▶ Written task:
Every entry needs to be reproduced exactly.

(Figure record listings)
--------------------------------------------------

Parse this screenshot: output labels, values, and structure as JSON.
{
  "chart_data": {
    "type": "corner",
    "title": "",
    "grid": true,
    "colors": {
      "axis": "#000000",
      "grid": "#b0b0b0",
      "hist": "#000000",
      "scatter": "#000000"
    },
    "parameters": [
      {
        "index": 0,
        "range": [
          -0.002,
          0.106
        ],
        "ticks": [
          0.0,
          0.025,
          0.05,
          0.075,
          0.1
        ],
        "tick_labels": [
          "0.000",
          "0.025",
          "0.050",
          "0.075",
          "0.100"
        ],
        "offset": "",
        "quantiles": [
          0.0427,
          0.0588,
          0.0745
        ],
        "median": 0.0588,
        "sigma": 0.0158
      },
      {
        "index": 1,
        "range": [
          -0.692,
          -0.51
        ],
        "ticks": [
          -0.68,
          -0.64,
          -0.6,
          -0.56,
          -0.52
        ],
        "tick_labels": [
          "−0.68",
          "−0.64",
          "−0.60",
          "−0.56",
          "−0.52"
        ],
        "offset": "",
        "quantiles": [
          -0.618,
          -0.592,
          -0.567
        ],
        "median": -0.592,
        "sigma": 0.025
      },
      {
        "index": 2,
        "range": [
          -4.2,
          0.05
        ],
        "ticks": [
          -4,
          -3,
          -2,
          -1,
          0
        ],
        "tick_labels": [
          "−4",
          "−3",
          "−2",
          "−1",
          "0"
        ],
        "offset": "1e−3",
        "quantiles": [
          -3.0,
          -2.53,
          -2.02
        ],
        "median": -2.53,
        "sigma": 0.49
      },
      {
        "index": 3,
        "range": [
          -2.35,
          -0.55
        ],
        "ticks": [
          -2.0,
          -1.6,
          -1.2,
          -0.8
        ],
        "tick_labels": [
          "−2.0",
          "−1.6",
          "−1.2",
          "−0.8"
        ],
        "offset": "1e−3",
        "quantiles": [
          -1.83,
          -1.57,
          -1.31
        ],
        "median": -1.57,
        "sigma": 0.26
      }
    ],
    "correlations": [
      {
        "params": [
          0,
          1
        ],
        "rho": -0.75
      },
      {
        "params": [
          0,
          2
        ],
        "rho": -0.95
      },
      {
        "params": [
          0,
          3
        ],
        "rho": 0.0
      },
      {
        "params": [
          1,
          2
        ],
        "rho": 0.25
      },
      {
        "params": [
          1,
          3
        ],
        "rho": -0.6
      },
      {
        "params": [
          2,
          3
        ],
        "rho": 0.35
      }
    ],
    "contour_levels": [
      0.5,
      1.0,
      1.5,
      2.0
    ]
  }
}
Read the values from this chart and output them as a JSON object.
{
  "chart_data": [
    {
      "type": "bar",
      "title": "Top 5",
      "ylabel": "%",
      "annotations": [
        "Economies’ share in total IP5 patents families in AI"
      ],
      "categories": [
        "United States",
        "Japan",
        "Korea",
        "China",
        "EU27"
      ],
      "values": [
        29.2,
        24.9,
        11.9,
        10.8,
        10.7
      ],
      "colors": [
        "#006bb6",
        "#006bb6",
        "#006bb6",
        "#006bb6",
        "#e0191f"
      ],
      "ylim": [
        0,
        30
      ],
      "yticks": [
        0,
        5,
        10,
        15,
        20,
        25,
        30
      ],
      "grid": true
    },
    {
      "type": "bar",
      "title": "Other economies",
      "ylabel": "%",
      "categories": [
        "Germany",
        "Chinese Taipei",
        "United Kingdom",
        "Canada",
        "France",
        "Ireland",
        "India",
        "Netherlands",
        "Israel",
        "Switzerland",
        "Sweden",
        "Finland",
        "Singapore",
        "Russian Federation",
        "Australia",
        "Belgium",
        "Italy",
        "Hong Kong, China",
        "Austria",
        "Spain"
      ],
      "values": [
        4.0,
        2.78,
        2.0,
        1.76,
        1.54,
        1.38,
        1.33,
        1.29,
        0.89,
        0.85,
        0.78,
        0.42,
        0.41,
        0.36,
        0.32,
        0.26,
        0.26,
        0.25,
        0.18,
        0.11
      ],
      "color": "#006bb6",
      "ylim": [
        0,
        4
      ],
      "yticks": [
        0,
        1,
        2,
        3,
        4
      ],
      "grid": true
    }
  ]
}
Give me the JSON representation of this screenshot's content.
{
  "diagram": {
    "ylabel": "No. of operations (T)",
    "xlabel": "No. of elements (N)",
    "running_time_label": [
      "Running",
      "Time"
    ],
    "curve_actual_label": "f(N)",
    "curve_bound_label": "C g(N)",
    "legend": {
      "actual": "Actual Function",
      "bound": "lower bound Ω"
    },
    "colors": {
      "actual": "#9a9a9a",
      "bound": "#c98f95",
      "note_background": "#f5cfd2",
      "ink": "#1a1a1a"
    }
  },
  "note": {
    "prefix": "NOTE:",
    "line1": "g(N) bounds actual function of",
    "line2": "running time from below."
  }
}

--------------------------------------------------

▶ Full answer:
Parse this screenshot: output labels, values, and structure as JSON.
{
  "chart_data": {
    "type": "corner",
    "title": "",
    "grid": true,
    "colors": {
      "axis": "#000000",
      "grid": "#b0b0b0",
      "hist": "#000000",
      "scatter": "#000000"
    },
    "parameters": [
      {
        "index": 0,
        "range": [
          -0.002,
          0.106
        ],
        "ticks": [
          0.0,
          0.025,
          0.05,
          0.075,
          0.1
        ],
        "tick_labels": [
          "0.000",
          "0.025",
          "0.050",
          "0.075",
          "0.100"
        ],
        "offset": "",
        "quantiles": [
          0.0427,
          0.0588,
          0.0745
        ],
        "median": 0.0588,
        "sigma": 0.0158
      },
      {
        "index": 1,
        "range": [
          -0.692,
          -0.51
        ],
        "ticks": [
          -0.68,
          -0.64,
          -0.6,
          -0.56,
          -0.52
        ],
        "tick_labels": [
          "−0.68",
          "−0.64",
          "−0.60",
          "−0.56",
          "−0.52"
        ],
        "offset": "",
        "quantiles": [
          -0.618,
          -0.592,
          -0.567
        ],
        "median": -0.592,
        "sigma": 0.025
      },
      {
        "index": 2,
        "range": [
          -4.2,
          0.05
        ],
        "ticks": [
          -4,
          -3,
          -2,
          -1,
          0
        ],
        "tick_labels": [
          "−4",
          "−3",
          "−2",
          "−1",
          "0"
        ],
        "offset": "1e−3",
        "quantiles": [
          -3.0,
          -2.53,
          -2.02
        ],
        "median": -2.53,
        "sigma": 0.49
      },
      {
        "index": 3,
        "range": [
          -2.35,
          -0.55
        ],
        "ticks": [
          -2.0,
          -1.6,
          -1.2,
          -0.8
        ],
        "tick_labels": [
          "−2.0",
          "−1.6",
          "−1.2",
          "−0.8"
        ],
        "offset": "1e−3",
        "quantiles": [
          -1.83,
          -1.57,
          -1.31
        ],
        "median": -1.57,
        "sigma": 0.26
      }
    ],
    "correlations": [
      {
        "params": [
          0,
          1
        ],
        "rho": -0.75
      },
      {
        "params": [
          0,
          2
        ],
        "rho": -0.95
      },
      {
        "params": [
          0,
          3
        ],
        "rho": 0.0
      },
      {
        "params": [
          1,
          2
        ],
        "rho": 0.25
      },
      {
        "params": [
          1,
          3
        ],
        "rho": -0.6
      },
      {
        "params": [
          2,
          3
        ],
        "rho": 0.35
      }
    ],
    "contour_levels": [
      0.5,
      1.0,
      1.5,
      2.0
    ]
  }
}
Read the values from this chart and output them as a JSON object.
{
  "chart_data": [
    {
      "type": "bar",
      "title": "Top 5",
      "ylabel": "%",
      "annotations": [
        "Economies’ share in total IP5 patents families in AI"
      ],
      "categories": [
        "United States",
        "Japan",
        "Korea",
        "China",
        "EU27"
      ],
      "values": [
        29.2,
        24.9,
        11.9,
        10.8,
        10.7
      ],
      "colors": [
        "#006bb6",
        "#006bb6",
        "#006bb6",
        "#006bb6",
        "#e0191f"
      ],
      "ylim": [
        0,
        30
      ],
      "yticks": [
        0,
        5,
        10,
        15,
        20,
        25,
        30
      ],
      "grid": true
    },
    {
      "type": "bar",
      "title": "Other economies",
      "ylabel": "%",
      "categories": [
        "Germany",
        "Chinese Taipei",
        "United Kingdom",
        "Canada",
        "France",
        "Ireland",
        "India",
        "Netherlands",
        "Israel",
        "Switzerland",
        "Sweden",
        "Finland",
        "Singapore",
        "Russian Federation",
        "Australia",
        "Belgium",
        "Italy",
        "Hong Kong, China",
        "Austria",
        "Spain"
      ],
      "values": [
        4.0,
        2.78,
        2.0,
        1.76,
        1.54,
        1.38,
        1.33,
        1.29,
        0.89,
        0.85,
        0.78,
        0.42,
        0.41,
        0.36,
        0.32,
        0.26,
        0.26,
        0.25,
        0.18,
        0.11
      ],
      "color": "#006bb6",
      "ylim": [
        0,
        4
      ],
      "yticks": [
        0,
        1,
        2,
        3,
        4
      ],
      "grid": true
    }
  ]
}
Give me the JSON representation of this screenshot's content.
{
  "diagram": {
    "ylabel": "No. of operations (T)",
    "xlabel": "No. of elements (N)",
    "running_time_label": [
      "Running",
      "Time"
    ],
    "curve_actual_label": "f(N)",
    "curve_bound_label": "C g(N)",
    "legend": {
      "actual": "Actual Function",
      "bound": "lower bound Ω"
    },
    "colors": {
      "actual": "#9a9a9a",
      "bound": "#c98f95",
      "note_background": "#f5cfd2",
      "ink": "#1a1a1a"
    }
  },
  "note": {
    "prefix": "NOTE:",
    "line1": "g(N) bounds actual function of",
    "line2": "running time from below."
  }
}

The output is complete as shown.